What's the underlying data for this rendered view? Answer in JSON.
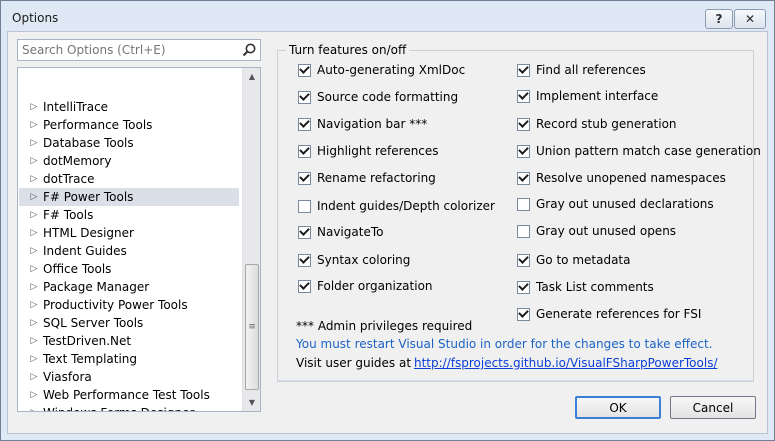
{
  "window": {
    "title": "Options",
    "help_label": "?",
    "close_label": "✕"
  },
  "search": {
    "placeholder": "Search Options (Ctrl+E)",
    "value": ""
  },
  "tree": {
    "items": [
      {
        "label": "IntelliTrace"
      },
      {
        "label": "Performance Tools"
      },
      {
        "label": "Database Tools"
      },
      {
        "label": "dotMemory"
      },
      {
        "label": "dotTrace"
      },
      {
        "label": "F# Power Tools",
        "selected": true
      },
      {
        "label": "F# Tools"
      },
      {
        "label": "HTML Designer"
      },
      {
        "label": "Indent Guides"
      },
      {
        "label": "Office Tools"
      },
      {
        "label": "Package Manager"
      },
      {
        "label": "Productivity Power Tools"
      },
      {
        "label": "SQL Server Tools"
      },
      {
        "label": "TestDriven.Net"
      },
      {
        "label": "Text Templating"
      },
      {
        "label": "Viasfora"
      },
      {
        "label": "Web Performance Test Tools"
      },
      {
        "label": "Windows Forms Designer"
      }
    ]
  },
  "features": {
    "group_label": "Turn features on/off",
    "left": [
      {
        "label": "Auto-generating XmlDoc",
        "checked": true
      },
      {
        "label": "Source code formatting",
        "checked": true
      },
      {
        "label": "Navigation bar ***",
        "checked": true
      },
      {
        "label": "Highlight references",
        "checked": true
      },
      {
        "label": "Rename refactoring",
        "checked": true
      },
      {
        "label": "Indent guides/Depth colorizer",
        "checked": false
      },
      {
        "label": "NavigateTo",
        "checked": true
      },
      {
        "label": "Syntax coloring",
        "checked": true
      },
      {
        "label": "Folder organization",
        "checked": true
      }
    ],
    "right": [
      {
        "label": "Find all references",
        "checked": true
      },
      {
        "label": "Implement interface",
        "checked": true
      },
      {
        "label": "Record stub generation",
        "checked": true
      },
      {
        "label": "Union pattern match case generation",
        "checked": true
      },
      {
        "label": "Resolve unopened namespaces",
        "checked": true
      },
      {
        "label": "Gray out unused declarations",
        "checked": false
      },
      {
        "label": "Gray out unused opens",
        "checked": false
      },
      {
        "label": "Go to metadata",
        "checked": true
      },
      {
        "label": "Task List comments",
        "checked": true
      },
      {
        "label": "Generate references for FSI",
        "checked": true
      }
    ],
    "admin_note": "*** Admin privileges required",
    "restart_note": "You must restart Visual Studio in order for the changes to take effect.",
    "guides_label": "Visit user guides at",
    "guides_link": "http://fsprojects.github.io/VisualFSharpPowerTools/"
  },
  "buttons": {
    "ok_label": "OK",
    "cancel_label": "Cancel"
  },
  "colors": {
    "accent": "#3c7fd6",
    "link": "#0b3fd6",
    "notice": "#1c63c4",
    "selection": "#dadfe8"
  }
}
* * *
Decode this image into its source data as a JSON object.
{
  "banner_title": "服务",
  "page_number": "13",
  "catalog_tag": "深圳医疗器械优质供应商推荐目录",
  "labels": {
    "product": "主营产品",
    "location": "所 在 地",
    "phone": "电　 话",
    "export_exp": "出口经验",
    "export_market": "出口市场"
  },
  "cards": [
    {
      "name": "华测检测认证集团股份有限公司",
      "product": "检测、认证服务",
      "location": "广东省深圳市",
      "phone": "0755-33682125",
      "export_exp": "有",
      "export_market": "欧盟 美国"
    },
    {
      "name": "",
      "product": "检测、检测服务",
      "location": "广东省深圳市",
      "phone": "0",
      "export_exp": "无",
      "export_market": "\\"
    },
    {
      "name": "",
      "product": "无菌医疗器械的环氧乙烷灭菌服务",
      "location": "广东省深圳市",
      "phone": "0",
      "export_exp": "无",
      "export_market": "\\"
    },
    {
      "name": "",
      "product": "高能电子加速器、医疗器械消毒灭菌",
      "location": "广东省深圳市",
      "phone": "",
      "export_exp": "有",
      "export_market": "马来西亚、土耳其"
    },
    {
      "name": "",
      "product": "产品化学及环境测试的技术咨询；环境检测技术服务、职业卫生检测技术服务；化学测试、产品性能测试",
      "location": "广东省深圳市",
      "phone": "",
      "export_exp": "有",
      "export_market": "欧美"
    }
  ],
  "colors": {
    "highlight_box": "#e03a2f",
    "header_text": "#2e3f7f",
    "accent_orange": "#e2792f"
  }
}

Aim of the exercise – Identify and extract each line of the listing that contains "generation".

Output for this exercise –
        "label": "Record stub generation",
        "label": "Union pattern match case generation",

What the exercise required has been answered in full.